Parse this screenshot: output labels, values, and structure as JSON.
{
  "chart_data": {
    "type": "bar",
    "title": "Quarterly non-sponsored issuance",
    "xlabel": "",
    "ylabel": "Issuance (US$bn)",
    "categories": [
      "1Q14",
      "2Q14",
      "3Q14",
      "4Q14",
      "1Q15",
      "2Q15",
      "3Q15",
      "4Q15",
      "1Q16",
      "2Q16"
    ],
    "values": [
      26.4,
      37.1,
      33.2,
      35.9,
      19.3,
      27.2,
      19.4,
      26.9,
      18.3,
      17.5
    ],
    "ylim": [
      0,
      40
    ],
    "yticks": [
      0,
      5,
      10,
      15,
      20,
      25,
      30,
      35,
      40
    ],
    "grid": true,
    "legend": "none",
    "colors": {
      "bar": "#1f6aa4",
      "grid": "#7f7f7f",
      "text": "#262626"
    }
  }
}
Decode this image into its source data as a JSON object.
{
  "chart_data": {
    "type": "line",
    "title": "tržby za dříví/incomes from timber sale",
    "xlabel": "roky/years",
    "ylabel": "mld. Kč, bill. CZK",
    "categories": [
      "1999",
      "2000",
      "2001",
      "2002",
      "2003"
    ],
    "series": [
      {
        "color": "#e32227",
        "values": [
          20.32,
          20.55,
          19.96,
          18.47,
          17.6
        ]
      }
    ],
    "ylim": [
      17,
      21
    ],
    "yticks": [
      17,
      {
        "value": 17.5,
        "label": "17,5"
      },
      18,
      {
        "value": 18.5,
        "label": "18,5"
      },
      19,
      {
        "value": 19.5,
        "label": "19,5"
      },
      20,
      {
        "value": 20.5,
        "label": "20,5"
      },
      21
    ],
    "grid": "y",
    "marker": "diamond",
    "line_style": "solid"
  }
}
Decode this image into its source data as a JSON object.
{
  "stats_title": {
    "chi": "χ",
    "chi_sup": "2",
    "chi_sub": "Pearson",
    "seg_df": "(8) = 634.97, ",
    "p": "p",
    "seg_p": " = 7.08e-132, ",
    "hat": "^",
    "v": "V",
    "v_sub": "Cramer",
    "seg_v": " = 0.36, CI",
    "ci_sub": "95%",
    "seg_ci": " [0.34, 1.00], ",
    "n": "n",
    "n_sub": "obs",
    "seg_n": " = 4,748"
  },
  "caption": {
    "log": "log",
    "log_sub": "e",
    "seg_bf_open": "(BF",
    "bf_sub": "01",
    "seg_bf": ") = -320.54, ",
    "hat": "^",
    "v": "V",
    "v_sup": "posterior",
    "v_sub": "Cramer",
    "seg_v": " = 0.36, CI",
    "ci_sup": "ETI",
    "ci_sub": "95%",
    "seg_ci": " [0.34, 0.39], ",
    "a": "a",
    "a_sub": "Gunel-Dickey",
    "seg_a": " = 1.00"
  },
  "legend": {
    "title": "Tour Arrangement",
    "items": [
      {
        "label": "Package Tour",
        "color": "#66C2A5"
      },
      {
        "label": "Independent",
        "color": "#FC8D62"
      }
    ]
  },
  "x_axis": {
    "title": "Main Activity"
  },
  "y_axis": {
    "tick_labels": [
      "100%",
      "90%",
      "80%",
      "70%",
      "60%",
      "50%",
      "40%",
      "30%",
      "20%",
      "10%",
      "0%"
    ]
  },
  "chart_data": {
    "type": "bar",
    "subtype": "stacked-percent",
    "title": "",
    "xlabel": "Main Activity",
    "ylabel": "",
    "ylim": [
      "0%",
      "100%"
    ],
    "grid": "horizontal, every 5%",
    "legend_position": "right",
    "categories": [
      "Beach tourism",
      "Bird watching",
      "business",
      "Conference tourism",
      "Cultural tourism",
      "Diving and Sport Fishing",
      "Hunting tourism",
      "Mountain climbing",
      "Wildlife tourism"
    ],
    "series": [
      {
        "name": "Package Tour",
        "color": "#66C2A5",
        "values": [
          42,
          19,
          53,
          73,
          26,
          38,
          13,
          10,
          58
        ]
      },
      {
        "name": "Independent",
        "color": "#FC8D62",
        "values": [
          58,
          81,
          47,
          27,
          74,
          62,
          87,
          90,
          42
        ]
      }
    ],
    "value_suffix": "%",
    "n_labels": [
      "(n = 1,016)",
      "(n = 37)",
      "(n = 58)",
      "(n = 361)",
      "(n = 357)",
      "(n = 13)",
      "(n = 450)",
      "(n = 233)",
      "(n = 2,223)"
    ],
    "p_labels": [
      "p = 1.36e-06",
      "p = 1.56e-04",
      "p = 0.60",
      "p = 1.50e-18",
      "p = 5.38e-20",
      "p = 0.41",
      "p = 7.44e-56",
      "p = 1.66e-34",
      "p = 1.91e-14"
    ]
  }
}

----------------------------------------

> _Description of the task_
Single out each line of the records above with the string "Independent" in it, and copy it.

> _Task output_
        "label": "Independent",
        "name": "Independent",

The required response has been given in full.